* _EXERCISE DETAILS_:
Only lines with the string "content" matter here; gather them from the material below.

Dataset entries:
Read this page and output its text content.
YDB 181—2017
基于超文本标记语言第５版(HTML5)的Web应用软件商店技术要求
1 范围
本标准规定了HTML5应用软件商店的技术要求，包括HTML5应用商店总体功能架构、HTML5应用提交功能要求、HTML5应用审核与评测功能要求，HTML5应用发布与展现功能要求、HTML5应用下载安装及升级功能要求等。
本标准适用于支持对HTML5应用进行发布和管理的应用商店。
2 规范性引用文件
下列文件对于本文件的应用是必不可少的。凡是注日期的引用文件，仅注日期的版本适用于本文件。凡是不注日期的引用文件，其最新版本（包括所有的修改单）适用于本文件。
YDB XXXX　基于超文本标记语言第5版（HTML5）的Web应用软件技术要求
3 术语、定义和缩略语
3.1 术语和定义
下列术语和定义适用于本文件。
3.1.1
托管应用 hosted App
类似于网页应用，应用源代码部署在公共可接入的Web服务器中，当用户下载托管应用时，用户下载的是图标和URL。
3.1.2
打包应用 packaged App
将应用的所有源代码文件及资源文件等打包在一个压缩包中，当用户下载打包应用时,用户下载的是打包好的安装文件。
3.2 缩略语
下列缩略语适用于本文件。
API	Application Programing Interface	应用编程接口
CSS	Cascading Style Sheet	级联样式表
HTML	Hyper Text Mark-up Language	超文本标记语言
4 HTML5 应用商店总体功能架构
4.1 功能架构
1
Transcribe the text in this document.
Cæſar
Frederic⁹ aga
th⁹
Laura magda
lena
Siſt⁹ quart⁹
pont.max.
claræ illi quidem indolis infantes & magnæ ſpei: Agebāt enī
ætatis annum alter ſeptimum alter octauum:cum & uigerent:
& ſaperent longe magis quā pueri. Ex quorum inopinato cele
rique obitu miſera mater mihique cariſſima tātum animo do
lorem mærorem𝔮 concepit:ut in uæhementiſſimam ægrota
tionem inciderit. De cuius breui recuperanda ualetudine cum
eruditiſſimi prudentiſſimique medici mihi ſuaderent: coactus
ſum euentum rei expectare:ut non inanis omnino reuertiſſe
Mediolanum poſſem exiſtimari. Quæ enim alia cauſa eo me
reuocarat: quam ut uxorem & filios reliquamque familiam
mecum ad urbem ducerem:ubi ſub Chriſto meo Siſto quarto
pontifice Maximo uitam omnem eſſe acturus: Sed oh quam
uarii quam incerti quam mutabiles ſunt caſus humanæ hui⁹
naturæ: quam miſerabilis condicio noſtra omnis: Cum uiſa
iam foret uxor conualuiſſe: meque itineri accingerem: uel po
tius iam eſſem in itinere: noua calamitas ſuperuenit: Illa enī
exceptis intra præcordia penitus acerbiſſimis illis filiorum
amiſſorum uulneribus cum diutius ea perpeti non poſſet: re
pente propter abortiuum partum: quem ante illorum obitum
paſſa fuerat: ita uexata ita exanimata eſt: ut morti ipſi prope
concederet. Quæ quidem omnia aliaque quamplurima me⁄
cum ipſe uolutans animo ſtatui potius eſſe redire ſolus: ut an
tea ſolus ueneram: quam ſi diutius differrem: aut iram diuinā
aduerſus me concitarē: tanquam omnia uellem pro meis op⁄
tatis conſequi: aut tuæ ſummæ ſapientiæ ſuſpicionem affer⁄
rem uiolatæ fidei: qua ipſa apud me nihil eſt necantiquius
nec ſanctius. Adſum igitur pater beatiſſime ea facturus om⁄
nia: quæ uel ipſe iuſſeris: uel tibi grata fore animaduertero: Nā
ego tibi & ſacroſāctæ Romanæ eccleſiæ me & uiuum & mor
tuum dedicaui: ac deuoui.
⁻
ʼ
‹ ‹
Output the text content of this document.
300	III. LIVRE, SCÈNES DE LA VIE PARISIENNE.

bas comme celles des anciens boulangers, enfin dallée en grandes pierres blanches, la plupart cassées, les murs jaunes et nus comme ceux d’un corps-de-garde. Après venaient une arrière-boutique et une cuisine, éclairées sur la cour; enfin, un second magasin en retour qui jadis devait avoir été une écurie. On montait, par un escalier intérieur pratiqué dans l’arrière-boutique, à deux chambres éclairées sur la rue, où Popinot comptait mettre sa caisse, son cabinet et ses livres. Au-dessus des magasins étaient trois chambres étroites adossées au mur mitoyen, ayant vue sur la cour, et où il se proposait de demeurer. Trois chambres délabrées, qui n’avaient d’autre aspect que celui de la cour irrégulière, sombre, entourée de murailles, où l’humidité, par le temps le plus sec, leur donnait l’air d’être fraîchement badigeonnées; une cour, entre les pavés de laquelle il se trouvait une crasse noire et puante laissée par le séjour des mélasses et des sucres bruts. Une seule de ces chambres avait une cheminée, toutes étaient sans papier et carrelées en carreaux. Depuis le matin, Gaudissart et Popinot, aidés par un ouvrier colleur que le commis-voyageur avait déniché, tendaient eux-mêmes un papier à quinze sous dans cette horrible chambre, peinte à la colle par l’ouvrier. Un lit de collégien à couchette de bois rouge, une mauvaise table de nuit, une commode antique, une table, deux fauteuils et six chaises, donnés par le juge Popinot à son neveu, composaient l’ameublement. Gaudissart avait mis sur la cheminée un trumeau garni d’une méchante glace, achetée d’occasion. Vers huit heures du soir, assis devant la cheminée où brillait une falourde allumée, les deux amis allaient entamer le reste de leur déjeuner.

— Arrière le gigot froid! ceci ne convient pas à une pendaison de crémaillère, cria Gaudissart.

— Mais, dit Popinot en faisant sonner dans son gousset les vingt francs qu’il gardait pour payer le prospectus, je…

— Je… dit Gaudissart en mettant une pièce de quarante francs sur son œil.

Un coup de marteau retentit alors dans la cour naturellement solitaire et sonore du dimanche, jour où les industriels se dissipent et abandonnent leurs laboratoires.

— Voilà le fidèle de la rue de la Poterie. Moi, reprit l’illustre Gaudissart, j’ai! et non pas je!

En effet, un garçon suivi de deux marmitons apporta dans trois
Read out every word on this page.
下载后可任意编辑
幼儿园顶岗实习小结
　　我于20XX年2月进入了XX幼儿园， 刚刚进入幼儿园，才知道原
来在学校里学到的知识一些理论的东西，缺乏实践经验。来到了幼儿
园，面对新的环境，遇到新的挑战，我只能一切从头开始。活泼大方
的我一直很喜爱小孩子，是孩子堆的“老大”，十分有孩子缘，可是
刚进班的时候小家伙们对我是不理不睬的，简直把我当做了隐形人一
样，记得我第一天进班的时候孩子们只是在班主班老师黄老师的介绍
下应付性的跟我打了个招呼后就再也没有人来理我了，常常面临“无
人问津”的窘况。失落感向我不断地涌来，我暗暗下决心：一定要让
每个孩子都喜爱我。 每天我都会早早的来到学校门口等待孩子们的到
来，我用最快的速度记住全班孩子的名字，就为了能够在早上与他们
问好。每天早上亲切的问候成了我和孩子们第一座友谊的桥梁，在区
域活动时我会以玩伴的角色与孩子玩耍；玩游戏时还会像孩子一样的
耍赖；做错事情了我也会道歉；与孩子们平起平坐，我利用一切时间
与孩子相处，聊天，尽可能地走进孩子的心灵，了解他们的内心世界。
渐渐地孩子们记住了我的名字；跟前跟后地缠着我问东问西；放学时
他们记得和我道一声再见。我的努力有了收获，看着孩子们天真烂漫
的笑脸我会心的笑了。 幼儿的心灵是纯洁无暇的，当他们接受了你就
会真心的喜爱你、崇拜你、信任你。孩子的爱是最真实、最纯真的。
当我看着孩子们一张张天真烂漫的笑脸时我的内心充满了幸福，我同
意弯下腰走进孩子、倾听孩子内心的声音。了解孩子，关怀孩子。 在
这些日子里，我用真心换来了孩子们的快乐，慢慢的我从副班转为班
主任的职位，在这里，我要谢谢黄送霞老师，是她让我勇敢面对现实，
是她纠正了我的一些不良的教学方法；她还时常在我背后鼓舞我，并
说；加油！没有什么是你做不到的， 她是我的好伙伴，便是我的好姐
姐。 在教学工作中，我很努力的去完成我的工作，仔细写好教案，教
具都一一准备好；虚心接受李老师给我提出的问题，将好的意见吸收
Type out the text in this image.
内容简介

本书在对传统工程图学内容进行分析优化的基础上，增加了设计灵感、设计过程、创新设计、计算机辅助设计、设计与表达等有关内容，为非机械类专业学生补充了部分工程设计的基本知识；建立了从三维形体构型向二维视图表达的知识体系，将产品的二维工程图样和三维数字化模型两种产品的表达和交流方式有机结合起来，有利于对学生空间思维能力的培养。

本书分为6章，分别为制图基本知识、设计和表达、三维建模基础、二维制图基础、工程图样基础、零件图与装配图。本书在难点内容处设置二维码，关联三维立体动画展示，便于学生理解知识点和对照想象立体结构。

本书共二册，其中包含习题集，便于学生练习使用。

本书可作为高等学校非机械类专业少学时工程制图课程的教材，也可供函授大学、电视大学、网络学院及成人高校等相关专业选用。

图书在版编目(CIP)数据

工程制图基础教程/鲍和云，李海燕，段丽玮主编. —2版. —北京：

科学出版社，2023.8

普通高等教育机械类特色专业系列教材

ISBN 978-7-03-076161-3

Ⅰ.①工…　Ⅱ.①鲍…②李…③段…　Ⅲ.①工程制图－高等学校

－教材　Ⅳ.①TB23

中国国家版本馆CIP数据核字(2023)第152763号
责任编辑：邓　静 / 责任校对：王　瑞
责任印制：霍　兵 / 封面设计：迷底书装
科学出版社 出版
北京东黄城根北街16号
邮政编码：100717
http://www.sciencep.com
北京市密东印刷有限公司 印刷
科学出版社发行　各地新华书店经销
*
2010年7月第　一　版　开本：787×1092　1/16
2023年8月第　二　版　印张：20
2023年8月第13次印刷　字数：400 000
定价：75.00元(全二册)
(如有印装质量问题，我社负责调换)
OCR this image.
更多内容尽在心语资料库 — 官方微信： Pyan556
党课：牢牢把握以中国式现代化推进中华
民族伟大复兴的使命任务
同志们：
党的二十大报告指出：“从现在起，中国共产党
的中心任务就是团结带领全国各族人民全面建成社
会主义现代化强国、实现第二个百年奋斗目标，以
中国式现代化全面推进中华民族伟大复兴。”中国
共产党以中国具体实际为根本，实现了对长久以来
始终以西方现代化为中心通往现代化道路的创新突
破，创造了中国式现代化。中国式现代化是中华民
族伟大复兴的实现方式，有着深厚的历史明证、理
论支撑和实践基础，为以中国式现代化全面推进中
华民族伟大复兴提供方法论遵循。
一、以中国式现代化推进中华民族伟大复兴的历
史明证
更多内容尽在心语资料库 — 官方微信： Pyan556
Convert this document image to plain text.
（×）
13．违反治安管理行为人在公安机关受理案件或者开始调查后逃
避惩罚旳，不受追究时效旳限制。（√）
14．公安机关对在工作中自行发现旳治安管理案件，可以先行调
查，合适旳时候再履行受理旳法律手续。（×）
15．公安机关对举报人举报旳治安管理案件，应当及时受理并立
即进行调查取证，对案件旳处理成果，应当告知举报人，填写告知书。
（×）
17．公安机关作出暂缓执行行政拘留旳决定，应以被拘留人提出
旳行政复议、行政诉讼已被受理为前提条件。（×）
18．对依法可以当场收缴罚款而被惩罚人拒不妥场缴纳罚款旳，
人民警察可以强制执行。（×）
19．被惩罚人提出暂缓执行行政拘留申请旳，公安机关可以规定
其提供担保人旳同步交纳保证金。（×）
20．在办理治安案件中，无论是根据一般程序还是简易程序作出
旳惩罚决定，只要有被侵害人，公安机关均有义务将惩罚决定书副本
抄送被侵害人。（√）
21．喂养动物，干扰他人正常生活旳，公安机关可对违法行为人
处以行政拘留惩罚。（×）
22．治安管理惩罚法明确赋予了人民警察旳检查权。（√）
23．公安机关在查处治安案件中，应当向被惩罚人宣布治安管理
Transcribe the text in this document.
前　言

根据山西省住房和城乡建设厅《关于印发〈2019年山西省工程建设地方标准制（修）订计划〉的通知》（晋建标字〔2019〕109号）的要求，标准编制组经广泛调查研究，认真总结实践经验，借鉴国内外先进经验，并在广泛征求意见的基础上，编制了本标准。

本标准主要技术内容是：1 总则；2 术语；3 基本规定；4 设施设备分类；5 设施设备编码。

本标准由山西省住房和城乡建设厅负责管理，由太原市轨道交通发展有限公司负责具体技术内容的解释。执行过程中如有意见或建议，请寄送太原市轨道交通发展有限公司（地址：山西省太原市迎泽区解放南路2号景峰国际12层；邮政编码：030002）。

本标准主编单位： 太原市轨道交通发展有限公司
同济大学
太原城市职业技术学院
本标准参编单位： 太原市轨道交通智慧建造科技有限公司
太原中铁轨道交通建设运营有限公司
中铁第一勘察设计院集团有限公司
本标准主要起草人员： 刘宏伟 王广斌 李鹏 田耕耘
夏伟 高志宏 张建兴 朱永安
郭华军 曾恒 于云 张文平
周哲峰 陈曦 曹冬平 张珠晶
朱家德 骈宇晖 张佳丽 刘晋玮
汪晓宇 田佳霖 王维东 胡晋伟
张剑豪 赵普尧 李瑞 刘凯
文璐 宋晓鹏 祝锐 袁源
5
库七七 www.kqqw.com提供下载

* _EXPECTED OUTPUT_:
Read this page and output its text content.
Output the text content of this document.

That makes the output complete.